▶ [DIRECTIONS]: Copy all lines below containing "this".

Data entries:
──────

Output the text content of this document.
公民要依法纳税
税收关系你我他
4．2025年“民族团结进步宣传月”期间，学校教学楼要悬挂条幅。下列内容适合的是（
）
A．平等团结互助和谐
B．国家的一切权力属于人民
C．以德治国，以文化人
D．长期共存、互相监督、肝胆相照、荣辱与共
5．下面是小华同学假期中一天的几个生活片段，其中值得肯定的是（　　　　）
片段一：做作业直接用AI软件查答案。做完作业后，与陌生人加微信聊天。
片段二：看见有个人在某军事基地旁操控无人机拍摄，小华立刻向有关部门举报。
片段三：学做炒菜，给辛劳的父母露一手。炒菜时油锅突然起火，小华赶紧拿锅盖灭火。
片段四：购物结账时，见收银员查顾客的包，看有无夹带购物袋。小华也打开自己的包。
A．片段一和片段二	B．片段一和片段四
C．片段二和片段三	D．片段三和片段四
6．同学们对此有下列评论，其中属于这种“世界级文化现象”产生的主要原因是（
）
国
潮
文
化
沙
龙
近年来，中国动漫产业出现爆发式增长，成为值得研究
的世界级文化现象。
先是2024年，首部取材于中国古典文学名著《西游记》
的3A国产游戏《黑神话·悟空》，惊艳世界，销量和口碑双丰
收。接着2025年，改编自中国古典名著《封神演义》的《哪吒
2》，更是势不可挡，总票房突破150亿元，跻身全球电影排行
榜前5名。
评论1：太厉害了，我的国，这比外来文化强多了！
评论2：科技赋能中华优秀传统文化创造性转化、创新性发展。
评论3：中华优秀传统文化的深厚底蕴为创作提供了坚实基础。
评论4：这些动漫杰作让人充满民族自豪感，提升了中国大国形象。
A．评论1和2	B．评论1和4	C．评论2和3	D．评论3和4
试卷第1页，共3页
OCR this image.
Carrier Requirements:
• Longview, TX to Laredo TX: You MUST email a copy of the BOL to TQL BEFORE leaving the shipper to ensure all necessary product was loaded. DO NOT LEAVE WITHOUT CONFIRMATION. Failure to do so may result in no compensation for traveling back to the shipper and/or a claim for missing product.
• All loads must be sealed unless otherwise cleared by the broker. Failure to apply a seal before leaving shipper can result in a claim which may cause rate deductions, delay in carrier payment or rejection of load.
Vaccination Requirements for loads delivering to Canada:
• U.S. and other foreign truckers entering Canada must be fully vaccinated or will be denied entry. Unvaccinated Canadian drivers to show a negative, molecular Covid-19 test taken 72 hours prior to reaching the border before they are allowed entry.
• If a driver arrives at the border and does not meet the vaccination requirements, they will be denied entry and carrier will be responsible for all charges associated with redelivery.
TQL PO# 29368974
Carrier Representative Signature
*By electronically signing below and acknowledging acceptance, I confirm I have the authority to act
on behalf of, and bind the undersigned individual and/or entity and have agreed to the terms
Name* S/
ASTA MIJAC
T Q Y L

──────

▶ [WORKED SOLUTION]:
Output the text content of this document.
OCR this image.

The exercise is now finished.